User guide

Create scATAC-seq fragments file

An ATAC-seq fragment file can be created from a BAM file using the fragments command. The fragment file contains the position of each Tn5 integration site, the cell barcode associated with the fragment, and the number of times the fragment was sequenced. PCR duplicates are collapsed.

 sinto fragments [-h] -b BAM -f FRAGMENTS [-m MIN_MAPQ] [-p NPROC]
                    [-t BARCODETAG] [-c CELLS]
                    [--barcode_regex BARCODE_REGEX] [--use_chrom USE_CHROM]
                    [--max_distance MAX_DISTANCE]

 Create ATAC-seq fragment file from BAM file

 optional arguments:
 -h, --help            show this help message and exit
 -b BAM, --bam BAM     Input bam file (must be indexed)
 -f FRAGMENTS, --fragments FRAGMENTS
                         Name and path for output fragments file. Note that the
                         output is not sorted or compressed. To sort the output
                         file use sort -k 1,1 -k2,2n
 -m MIN_MAPQ, --min_mapq MIN_MAPQ
                         Minimum MAPQ required to retain fragment (default =
                         30)
 -p NPROC, --nproc NPROC
                         Number of processors (default = 1)
 -t BARCODETAG, --barcodetag BARCODETAG
                         Read tag storing cell barcode information (default =
                         "CB")
 -c CELLS, --cells CELLS
                         Path to file containing cell barcodes to retain, or a
                         comma-separated list of cell barcodes. If None
                         (default), use all cell barocodes present in the BAM
                         file.

Parts of the exercise -
**1.** According to the guide to creating scATAC-seq fragment files, what is the default minimum MAPQ a fragment needs in order to be kept?
**2.** Carry on the guide to creating scATAC-seq fragment files from the point where it stops.

Given entries -
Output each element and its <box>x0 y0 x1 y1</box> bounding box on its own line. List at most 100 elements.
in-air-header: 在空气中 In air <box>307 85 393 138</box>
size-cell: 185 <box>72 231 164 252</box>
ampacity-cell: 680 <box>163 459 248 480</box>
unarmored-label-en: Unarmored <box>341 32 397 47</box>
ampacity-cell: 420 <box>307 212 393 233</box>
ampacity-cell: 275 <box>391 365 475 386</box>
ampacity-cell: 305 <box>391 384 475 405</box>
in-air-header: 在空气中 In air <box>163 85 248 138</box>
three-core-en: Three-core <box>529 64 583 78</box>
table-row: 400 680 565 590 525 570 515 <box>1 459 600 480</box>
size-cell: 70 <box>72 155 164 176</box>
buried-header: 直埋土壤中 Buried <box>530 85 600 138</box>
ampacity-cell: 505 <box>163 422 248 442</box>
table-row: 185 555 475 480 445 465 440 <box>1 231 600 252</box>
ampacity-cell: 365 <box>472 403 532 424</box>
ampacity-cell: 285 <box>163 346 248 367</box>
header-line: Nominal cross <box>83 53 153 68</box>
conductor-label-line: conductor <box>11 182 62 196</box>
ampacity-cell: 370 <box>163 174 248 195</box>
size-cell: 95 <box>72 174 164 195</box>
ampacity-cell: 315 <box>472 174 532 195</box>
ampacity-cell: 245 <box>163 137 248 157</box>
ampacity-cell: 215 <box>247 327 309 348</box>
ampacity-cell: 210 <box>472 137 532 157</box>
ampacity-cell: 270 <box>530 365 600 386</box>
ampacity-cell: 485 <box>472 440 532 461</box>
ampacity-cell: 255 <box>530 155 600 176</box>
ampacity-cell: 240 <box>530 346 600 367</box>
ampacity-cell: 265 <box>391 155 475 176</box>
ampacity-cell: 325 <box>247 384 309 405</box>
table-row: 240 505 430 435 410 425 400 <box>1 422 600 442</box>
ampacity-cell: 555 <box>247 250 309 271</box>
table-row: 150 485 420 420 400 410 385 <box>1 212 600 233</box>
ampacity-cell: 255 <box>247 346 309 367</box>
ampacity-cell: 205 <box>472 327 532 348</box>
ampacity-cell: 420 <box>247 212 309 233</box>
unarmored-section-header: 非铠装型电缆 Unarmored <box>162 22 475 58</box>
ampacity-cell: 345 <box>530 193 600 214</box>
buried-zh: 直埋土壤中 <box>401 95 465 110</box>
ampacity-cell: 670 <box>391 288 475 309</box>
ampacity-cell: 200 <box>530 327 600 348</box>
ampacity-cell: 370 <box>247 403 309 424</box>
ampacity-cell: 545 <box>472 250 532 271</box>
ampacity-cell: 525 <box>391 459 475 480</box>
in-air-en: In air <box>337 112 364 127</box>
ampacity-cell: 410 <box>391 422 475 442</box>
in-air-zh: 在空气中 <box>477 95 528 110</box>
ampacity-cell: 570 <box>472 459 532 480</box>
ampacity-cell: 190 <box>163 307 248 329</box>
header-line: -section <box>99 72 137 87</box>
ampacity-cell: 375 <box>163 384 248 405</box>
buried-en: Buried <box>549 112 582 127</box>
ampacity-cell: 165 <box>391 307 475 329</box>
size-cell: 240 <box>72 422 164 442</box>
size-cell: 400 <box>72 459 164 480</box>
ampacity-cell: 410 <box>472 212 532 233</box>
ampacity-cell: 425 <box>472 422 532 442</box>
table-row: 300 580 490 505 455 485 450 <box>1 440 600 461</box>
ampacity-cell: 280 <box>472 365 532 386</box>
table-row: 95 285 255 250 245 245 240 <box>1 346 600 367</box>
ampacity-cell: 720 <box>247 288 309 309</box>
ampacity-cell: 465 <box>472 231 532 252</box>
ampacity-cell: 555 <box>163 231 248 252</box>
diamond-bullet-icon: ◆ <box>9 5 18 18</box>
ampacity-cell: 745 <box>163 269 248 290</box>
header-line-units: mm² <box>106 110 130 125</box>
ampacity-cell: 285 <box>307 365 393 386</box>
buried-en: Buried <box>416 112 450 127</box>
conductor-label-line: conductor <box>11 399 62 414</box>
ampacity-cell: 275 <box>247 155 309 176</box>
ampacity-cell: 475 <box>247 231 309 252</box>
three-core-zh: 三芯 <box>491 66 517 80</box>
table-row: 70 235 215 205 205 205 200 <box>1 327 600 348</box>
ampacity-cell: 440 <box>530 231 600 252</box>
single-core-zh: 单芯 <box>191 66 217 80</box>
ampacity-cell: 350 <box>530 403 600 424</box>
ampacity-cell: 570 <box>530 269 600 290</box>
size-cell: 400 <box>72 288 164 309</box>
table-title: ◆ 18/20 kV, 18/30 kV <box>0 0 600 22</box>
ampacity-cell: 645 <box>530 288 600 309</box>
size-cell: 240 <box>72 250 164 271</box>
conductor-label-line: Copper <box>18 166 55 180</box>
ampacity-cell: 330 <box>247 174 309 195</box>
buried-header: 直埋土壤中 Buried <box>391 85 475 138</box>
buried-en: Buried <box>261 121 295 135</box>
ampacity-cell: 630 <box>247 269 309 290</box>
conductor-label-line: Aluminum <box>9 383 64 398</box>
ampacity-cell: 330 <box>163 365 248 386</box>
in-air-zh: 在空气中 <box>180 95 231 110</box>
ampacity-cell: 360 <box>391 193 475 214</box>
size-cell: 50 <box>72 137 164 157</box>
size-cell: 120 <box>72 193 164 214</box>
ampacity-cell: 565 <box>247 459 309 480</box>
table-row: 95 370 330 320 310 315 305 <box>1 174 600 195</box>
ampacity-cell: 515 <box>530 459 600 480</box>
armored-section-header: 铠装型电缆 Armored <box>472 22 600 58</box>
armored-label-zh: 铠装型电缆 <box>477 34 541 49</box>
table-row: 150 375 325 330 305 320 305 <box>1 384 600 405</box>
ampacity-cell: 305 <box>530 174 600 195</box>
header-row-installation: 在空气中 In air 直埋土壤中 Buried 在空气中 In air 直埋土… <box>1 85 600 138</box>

Outputs for the tasks -
**1.** 30

**2.**
 --barcode_regex BARCODE_REGEX
                         Regular expression used to extract cell barcode from
                         read name. If None (default), extract cell barcode
                         from read tag. Use "[^:]*" to match all characters up
                         to the first colon.
 --use_chrom USE_CHROM
                         Regular expression used to match chromosomes to be
                         included in output. Default is "(?i)^chr" to match all
                         chromosomes starting with "chr", case insensitive
 --max_distance MAX_DISTANCE
                         Maximum distance between integration sites for the
                         fragment to be retained. Allows filtering of
                         implausible fragments that likely result from
                         incorrect mapping positions. Default is 5000 bp.
--chunksize CHUNKSIZE
                        Number of BAM file entries to iterate over before
                        collapsing the fragments and writing to disk. Higher
                        chunksize will use more memory but will be faster.

Fragment file format

The fragment file is a BED format file containing the positions of Tn5 integration sites, the cell barcode that the DNA fragment originated from, and the number of times the fragment was sequenced. See the 10x Genomics website for a further description of the fragment file format.

This is a convenient compressed form of the most useful data generated in a scATAC-seq experiment. The fragments file generated by Sinto needs to be sorted, block-gzip compressed (bgzip), and indexed using tabix.

For example:

sort -k 1,1 -k2,2n frags.bed > frags.sort.bed
bgzip frags.sort.bed
tabix -p bed frags.sort.bed

How the fragment file is generated

Generating the fragment file involves the following steps in order:

  1. Remove soft-clipped bases from the alignment position.

  2. Extract cell barcode sequence associated with the fragment.

  3. Adjust alignment positions for the 9 bp Tn5 shift by applying +4/-5 to the start and end position of the paired reads.

  4. Remove fragments where either read has a MAPQ score less than the specified cutoff.

  5. Remove fragments where the fragment size is greater than the specified maximum.

  6. Collapse PCR duplicates:

    1. Count the frequency of each fragment for each cell barcode.

    2. Within a cell barocode, collapse fragments that share a start or end coordinate on the same chromosome.

    3. Across all cell barcodes, collapse fragments that share the exact start and end coordinates on the same chromosome.

    4. Assign the fragment to the most abundant cell barcode.

    5. Record the read count for the collapsed fragment.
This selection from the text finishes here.